(Records from a data source)
§ §
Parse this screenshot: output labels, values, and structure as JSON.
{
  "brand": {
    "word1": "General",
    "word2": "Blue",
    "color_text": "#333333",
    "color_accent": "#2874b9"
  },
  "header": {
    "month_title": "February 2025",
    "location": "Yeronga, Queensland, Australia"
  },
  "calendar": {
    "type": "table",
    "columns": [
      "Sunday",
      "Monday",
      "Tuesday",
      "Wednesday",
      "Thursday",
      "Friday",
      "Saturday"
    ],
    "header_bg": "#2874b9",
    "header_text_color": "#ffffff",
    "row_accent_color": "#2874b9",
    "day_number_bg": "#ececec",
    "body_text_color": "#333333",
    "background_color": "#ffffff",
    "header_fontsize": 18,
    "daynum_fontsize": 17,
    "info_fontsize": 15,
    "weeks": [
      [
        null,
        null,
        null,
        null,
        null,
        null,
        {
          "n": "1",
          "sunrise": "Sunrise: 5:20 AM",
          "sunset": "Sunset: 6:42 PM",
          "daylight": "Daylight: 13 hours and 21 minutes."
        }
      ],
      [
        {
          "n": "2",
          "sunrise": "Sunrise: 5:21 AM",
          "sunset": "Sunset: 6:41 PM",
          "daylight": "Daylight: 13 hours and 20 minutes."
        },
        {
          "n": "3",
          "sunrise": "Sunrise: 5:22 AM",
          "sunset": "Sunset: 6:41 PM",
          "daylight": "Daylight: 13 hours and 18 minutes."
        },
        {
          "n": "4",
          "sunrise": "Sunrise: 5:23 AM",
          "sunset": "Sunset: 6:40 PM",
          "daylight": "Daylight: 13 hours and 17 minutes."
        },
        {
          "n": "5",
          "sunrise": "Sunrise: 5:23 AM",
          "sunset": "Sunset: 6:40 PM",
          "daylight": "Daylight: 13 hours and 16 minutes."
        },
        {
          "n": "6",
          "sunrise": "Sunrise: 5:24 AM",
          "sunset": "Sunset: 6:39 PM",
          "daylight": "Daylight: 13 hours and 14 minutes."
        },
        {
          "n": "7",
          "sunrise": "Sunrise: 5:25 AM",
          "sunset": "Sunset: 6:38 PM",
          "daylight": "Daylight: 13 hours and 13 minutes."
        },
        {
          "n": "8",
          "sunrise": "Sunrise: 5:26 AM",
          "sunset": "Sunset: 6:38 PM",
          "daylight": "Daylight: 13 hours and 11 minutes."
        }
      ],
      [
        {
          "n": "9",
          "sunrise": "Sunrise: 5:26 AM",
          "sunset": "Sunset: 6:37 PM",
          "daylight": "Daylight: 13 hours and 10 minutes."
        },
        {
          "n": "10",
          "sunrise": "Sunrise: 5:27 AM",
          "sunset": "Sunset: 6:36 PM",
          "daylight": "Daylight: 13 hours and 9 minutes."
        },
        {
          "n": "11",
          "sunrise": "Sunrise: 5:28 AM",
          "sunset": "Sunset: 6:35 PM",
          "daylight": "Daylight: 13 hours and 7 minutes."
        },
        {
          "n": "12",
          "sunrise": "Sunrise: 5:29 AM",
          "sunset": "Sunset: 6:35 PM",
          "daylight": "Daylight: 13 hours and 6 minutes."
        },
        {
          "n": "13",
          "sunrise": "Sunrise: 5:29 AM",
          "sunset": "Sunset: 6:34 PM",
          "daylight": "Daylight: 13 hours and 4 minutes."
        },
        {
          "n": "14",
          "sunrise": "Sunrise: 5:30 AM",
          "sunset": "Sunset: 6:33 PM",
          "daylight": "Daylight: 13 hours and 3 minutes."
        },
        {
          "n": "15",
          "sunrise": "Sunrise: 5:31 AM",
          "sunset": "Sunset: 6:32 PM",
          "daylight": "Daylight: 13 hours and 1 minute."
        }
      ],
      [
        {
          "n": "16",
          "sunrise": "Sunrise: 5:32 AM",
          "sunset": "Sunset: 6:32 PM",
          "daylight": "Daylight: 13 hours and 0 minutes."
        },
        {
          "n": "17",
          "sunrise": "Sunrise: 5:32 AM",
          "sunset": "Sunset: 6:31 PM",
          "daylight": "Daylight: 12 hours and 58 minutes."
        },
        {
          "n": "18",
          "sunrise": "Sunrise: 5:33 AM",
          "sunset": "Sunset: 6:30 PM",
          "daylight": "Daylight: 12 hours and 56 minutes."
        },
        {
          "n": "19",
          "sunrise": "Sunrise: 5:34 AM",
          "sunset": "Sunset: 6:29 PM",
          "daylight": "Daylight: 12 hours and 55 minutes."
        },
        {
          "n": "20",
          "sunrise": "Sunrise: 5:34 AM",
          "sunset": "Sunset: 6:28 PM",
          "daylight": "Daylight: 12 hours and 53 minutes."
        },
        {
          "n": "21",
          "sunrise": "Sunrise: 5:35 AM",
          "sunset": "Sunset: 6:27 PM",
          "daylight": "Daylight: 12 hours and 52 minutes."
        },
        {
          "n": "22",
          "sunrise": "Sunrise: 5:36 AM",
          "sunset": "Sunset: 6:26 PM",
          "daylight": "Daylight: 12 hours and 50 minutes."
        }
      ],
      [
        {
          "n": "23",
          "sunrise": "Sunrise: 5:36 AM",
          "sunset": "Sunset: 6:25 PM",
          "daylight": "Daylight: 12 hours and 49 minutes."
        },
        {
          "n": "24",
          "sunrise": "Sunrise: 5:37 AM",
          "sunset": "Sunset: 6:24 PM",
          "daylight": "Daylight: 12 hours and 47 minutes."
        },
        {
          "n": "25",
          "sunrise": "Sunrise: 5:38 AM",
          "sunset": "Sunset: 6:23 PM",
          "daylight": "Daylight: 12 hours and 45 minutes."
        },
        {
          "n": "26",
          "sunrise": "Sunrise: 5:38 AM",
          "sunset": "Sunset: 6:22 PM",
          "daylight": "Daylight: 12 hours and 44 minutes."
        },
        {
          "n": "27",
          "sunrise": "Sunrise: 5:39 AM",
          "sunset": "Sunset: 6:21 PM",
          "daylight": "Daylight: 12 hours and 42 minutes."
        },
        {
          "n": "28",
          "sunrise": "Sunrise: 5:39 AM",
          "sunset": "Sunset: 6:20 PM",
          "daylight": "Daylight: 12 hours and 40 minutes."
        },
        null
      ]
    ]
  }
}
§ §
DIRECTIONS FOR THIS TASK:
State, as a bare number, how many lines of the listing hold the word "ffffff".

SOLUTION TO THIS TASK:
2